### Written exercise
Quote the entries word for word. Omit the pictures.

Start of Input records

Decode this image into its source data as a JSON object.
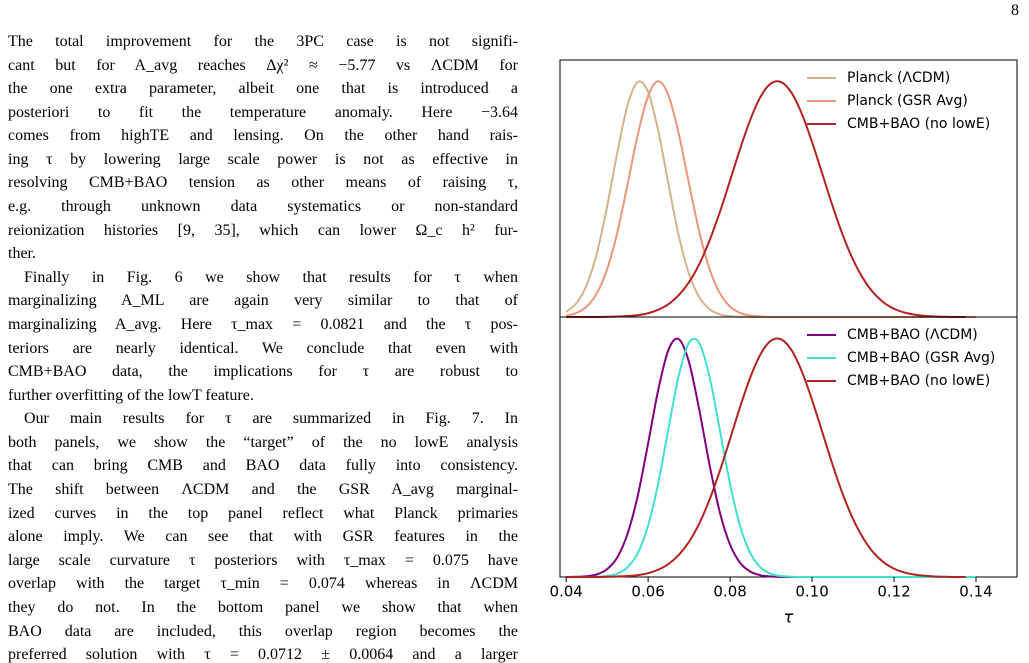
{
  "page_number": "8",
  "paragraphs": [
    [
      "The total improvement for the 3PC case is not signifi-",
      "cant but for A_avg reaches Δχ² ≈ −5.77 vs ΛCDM for",
      "the one extra parameter, albeit one that is introduced a",
      "posteriori to fit the temperature anomaly. Here −3.64",
      "comes from highTE and lensing. On the other hand rais-",
      "ing τ by lowering large scale power is not as effective in",
      "resolving CMB+BAO tension as other means of raising τ,",
      "e.g. through unknown data systematics or non-standard",
      "reionization histories [9, 35], which can lower Ω_c h² fur-",
      "ther."
    ],
    [
      "Finally in Fig. 6 we show that results for τ when",
      "marginalizing A_ML are again very similar to that of",
      "marginalizing A_avg. Here τ_max = 0.0821 and the τ pos-",
      "teriors are nearly identical. We conclude that even with",
      "CMB+BAO data, the implications for τ are robust to",
      "further overfitting of the lowT feature."
    ],
    [
      "Our main results for τ are summarized in Fig. 7. In",
      "both panels, we show the “target” of the no lowE analysis",
      "that can bring CMB and BAO data fully into consistency.",
      "The shift between ΛCDM and the GSR A_avg marginal-",
      "ized curves in the top panel reflect what Planck primaries",
      "alone imply. We can see that with GSR features in the",
      "large scale curvature τ posteriors with τ_max = 0.075 have",
      "overlap with the target τ_min = 0.074 whereas in ΛCDM",
      "they do not. In the bottom panel we show that when",
      "BAO data are included, this overlap region becomes the",
      "preferred solution with τ = 0.0712 ± 0.0064 and a larger"
    ]
  ],
  "chart_data": [
    {
      "type": "line",
      "legend": "upper right",
      "x": [
        0.04,
        0.0425,
        0.045,
        0.0475,
        0.05,
        0.0525,
        0.055,
        0.0575,
        0.06,
        0.0625,
        0.065,
        0.0675,
        0.07,
        0.0725,
        0.075,
        0.0775,
        0.08,
        0.0825,
        0.085,
        0.0875,
        0.09,
        0.0925,
        0.095,
        0.0975,
        0.1,
        0.1025,
        0.105,
        0.1075,
        0.11,
        0.1125,
        0.115,
        0.1175,
        0.12,
        0.1225,
        0.125,
        0.1275,
        0.13,
        0.1325,
        0.135,
        0.1375,
        0.14
      ],
      "xlim": [
        0.0385,
        0.15
      ],
      "ylim": [
        0,
        1.09
      ],
      "series": [
        {
          "name": "Planck (ΛCDM)",
          "color": "#d2b48c",
          "values": [
            0.022,
            0.058,
            0.135,
            0.271,
            0.469,
            0.699,
            0.899,
            0.997,
            0.954,
            0.787,
            0.56,
            0.343,
            0.182,
            0.083,
            0.033,
            0.011,
            0.003,
            0.001,
            0,
            0,
            0,
            0,
            0,
            0,
            0,
            0,
            0,
            0,
            0,
            0,
            0,
            0,
            0,
            0,
            0,
            0,
            0,
            0,
            0,
            0,
            0
          ]
        },
        {
          "name": "Planck (GSR Avg)",
          "color": "#e9967a",
          "values": [
            0.006,
            0.017,
            0.044,
            0.101,
            0.203,
            0.36,
            0.564,
            0.775,
            0.938,
            1,
            0.938,
            0.775,
            0.564,
            0.36,
            0.203,
            0.101,
            0.044,
            0.017,
            0.006,
            0.002,
            0,
            0,
            0,
            0,
            0,
            0,
            0,
            0,
            0,
            0,
            0,
            0,
            0,
            0,
            0,
            0,
            0,
            0,
            0,
            0,
            0
          ]
        },
        {
          "name": "CMB+BAO (no lowE)",
          "color": "#b22222",
          "values": [
            0,
            0,
            0,
            0,
            0.001,
            0.002,
            0.004,
            0.008,
            0.016,
            0.031,
            0.055,
            0.093,
            0.148,
            0.225,
            0.325,
            0.445,
            0.579,
            0.716,
            0.84,
            0.936,
            0.991,
            0.996,
            0.951,
            0.862,
            0.742,
            0.607,
            0.471,
            0.347,
            0.243,
            0.162,
            0.102,
            0.061,
            0.035,
            0.019,
            0.01,
            0.005,
            0.002,
            0.001,
            0,
            0,
            null
          ]
        }
      ]
    },
    {
      "type": "line",
      "legend": "upper right",
      "xlabel": "τ",
      "x": [
        0.04,
        0.0425,
        0.045,
        0.0475,
        0.05,
        0.0525,
        0.055,
        0.0575,
        0.06,
        0.0625,
        0.065,
        0.0675,
        0.07,
        0.0725,
        0.075,
        0.0775,
        0.08,
        0.0825,
        0.085,
        0.0875,
        0.09,
        0.0925,
        0.095,
        0.0975,
        0.1,
        0.1025,
        0.105,
        0.1075,
        0.11,
        0.1125,
        0.115,
        0.1175,
        0.12,
        0.1225,
        0.125,
        0.1275,
        0.13,
        0.1325,
        0.135,
        0.1375,
        0.14
      ],
      "xlim": [
        0.0385,
        0.15
      ],
      "ylim": [
        0,
        1.09
      ],
      "xticks": [
        0.04,
        0.06,
        0.08,
        {
          "value": 0.1,
          "label": "0.10"
        },
        0.12,
        0.14
      ],
      "series": [
        {
          "name": "CMB+BAO (ΛCDM)",
          "color": "#800080",
          "values": [
            0,
            0.001,
            0.003,
            0.011,
            0.033,
            0.083,
            0.182,
            0.343,
            0.56,
            0.787,
            0.954,
            0.997,
            0.899,
            0.699,
            0.469,
            0.271,
            0.135,
            0.058,
            0.022,
            0.007,
            0.002,
            0,
            0,
            0,
            0,
            0,
            0,
            0,
            0,
            0,
            0,
            0,
            0,
            0,
            0,
            0,
            0,
            0,
            0,
            0,
            0
          ]
        },
        {
          "name": "CMB+BAO (GSR Avg)",
          "color": "#40e0d0",
          "values": [
            0,
            0,
            0,
            0.001,
            0.004,
            0.014,
            0.041,
            0.101,
            0.216,
            0.396,
            0.625,
            0.846,
            0.983,
            0.98,
            0.838,
            0.616,
            0.389,
            0.21,
            0.098,
            0.039,
            0.013,
            0.004,
            0.001,
            0,
            0,
            0,
            0,
            0,
            0,
            0,
            0,
            0,
            0,
            0,
            0,
            0,
            0,
            0,
            0,
            0,
            0
          ]
        },
        {
          "name": "CMB+BAO (no lowE)",
          "color": "#b22222",
          "values": [
            0,
            0,
            0,
            0,
            0.001,
            0.002,
            0.004,
            0.008,
            0.016,
            0.031,
            0.055,
            0.093,
            0.148,
            0.225,
            0.325,
            0.445,
            0.579,
            0.716,
            0.84,
            0.936,
            0.991,
            0.996,
            0.951,
            0.862,
            0.742,
            0.607,
            0.471,
            0.347,
            0.243,
            0.162,
            0.102,
            0.061,
            0.035,
            0.019,
            0.01,
            0.005,
            0.002,
            0.001,
            0,
            0,
            null
          ]
        }
      ]
    }
  ]
}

End of Input records

### Worked solution
Decode this image into its source data as a JSON object.
{
  "page_number": "8",
  "paragraphs": [
    [
      "The total improvement for the 3PC case is not signifi-",
      "cant but for A_avg reaches Δχ² ≈ −5.77 vs ΛCDM for",
      "the one extra parameter, albeit one that is introduced a",
      "posteriori to fit the temperature anomaly. Here −3.64",
      "comes from highTE and lensing. On the other hand rais-",
      "ing τ by lowering large scale power is not as effective in",
      "resolving CMB+BAO tension as other means of raising τ,",
      "e.g. through unknown data systematics or non-standard",
      "reionization histories [9, 35], which can lower Ω_c h² fur-",
      "ther."
    ],
    [
      "Finally in Fig. 6 we show that results for τ when",
      "marginalizing A_ML are again very similar to that of",
      "marginalizing A_avg. Here τ_max = 0.0821 and the τ pos-",
      "teriors are nearly identical. We conclude that even with",
      "CMB+BAO data, the implications for τ are robust to",
      "further overfitting of the lowT feature."
    ],
    [
      "Our main results for τ are summarized in Fig. 7. In",
      "both panels, we show the “target” of the no lowE analysis",
      "that can bring CMB and BAO data fully into consistency.",
      "The shift between ΛCDM and the GSR A_avg marginal-",
      "ized curves in the top panel reflect what Planck primaries",
      "alone imply. We can see that with GSR features in the",
      "large scale curvature τ posteriors with τ_max = 0.075 have",
      "overlap with the target τ_min = 0.074 whereas in ΛCDM",
      "they do not. In the bottom panel we show that when",
      "BAO data are included, this overlap region becomes the",
      "preferred solution with τ = 0.0712 ± 0.0064 and a larger"
    ]
  ],
  "chart_data": [
    {
      "type": "line",
      "legend": "upper right",
      "x": [
        0.04,
        0.0425,
        0.045,
        0.0475,
        0.05,
        0.0525,
        0.055,
        0.0575,
        0.06,
        0.0625,
        0.065,
        0.0675,
        0.07,
        0.0725,
        0.075,
        0.0775,
        0.08,
        0.0825,
        0.085,
        0.0875,
        0.09,
        0.0925,
        0.095,
        0.0975,
        0.1,
        0.1025,
        0.105,
        0.1075,
        0.11,
        0.1125,
        0.115,
        0.1175,
        0.12,
        0.1225,
        0.125,
        0.1275,
        0.13,
        0.1325,
        0.135,
        0.1375,
        0.14
      ],
      "xlim": [
        0.0385,
        0.15
      ],
      "ylim": [
        0,
        1.09
      ],
      "series": [
        {
          "name": "Planck (ΛCDM)",
          "color": "#d2b48c",
          "values": [
            0.022,
            0.058,
            0.135,
            0.271,
            0.469,
            0.699,
            0.899,
            0.997,
            0.954,
            0.787,
            0.56,
            0.343,
            0.182,
            0.083,
            0.033,
            0.011,
            0.003,
            0.001,
            0,
            0,
            0,
            0,
            0,
            0,
            0,
            0,
            0,
            0,
            0,
            0,
            0,
            0,
            0,
            0,
            0,
            0,
            0,
            0,
            0,
            0,
            0
          ]
        },
        {
          "name": "Planck (GSR Avg)",
          "color": "#e9967a",
          "values": [
            0.006,
            0.017,
            0.044,
            0.101,
            0.203,
            0.36,
            0.564,
            0.775,
            0.938,
            1,
            0.938,
            0.775,
            0.564,
            0.36,
            0.203,
            0.101,
            0.044,
            0.017,
            0.006,
            0.002,
            0,
            0,
            0,
            0,
            0,
            0,
            0,
            0,
            0,
            0,
            0,
            0,
            0,
            0,
            0,
            0,
            0,
            0,
            0,
            0,
            0
          ]
        },
        {
          "name": "CMB+BAO (no lowE)",
          "color": "#b22222",
          "values": [
            0,
            0,
            0,
            0,
            0.001,
            0.002,
            0.004,
            0.008,
            0.016,
            0.031,
            0.055,
            0.093,
            0.148,
            0.225,
            0.325,
            0.445,
            0.579,
            0.716,
            0.84,
            0.936,
            0.991,
            0.996,
            0.951,
            0.862,
            0.742,
            0.607,
            0.471,
            0.347,
            0.243,
            0.162,
            0.102,
            0.061,
            0.035,
            0.019,
            0.01,
            0.005,
            0.002,
            0.001,
            0,
            0,
            null
          ]
        }
      ]
    },
    {
      "type": "line",
      "legend": "upper right",
      "xlabel": "τ",
      "x": [
        0.04,
        0.0425,
        0.045,
        0.0475,
        0.05,
        0.0525,
        0.055,
        0.0575,
        0.06,
        0.0625,
        0.065,
        0.0675,
        0.07,
        0.0725,
        0.075,
        0.0775,
        0.08,
        0.0825,
        0.085,
        0.0875,
        0.09,
        0.0925,
        0.095,
        0.0975,
        0.1,
        0.1025,
        0.105,
        0.1075,
        0.11,
        0.1125,
        0.115,
        0.1175,
        0.12,
        0.1225,
        0.125,
        0.1275,
        0.13,
        0.1325,
        0.135,
        0.1375,
        0.14
      ],
      "xlim": [
        0.0385,
        0.15
      ],
      "ylim": [
        0,
        1.09
      ],
      "xticks": [
        0.04,
        0.06,
        0.08,
        {
          "value": 0.1,
          "label": "0.10"
        },
        0.12,
        0.14
      ],
      "series": [
        {
          "name": "CMB+BAO (ΛCDM)",
          "color": "#800080",
          "values": [
            0,
            0.001,
            0.003,
            0.011,
            0.033,
            0.083,
            0.182,
            0.343,
            0.56,
            0.787,
            0.954,
            0.997,
            0.899,
            0.699,
            0.469,
            0.271,
            0.135,
            0.058,
            0.022,
            0.007,
            0.002,
            0,
            0,
            0,
            0,
            0,
            0,
            0,
            0,
            0,
            0,
            0,
            0,
            0,
            0,
            0,
            0,
            0,
            0,
            0,
            0
          ]
        },
        {
          "name": "CMB+BAO (GSR Avg)",
          "color": "#40e0d0",
          "values": [
            0,
            0,
            0,
            0.001,
            0.004,
            0.014,
            0.041,
            0.101,
            0.216,
            0.396,
            0.625,
            0.846,
            0.983,
            0.98,
            0.838,
            0.616,
            0.389,
            0.21,
            0.098,
            0.039,
            0.013,
            0.004,
            0.001,
            0,
            0,
            0,
            0,
            0,
            0,
            0,
            0,
            0,
            0,
            0,
            0,
            0,
            0,
            0,
            0,
            0,
            0
          ]
        },
        {
          "name": "CMB+BAO (no lowE)",
          "color": "#b22222",
          "values": [
            0,
            0,
            0,
            0,
            0.001,
            0.002,
            0.004,
            0.008,
            0.016,
            0.031,
            0.055,
            0.093,
            0.148,
            0.225,
            0.325,
            0.445,
            0.579,
            0.716,
            0.84,
            0.936,
            0.991,
            0.996,
            0.951,
            0.862,
            0.742,
            0.607,
            0.471,
            0.347,
            0.243,
            0.162,
            0.102,
            0.061,
            0.035,
            0.019,
            0.01,
            0.005,
            0.002,
            0.001,
            0,
            0,
            null
          ]
        }
      ]
    }
  ]
}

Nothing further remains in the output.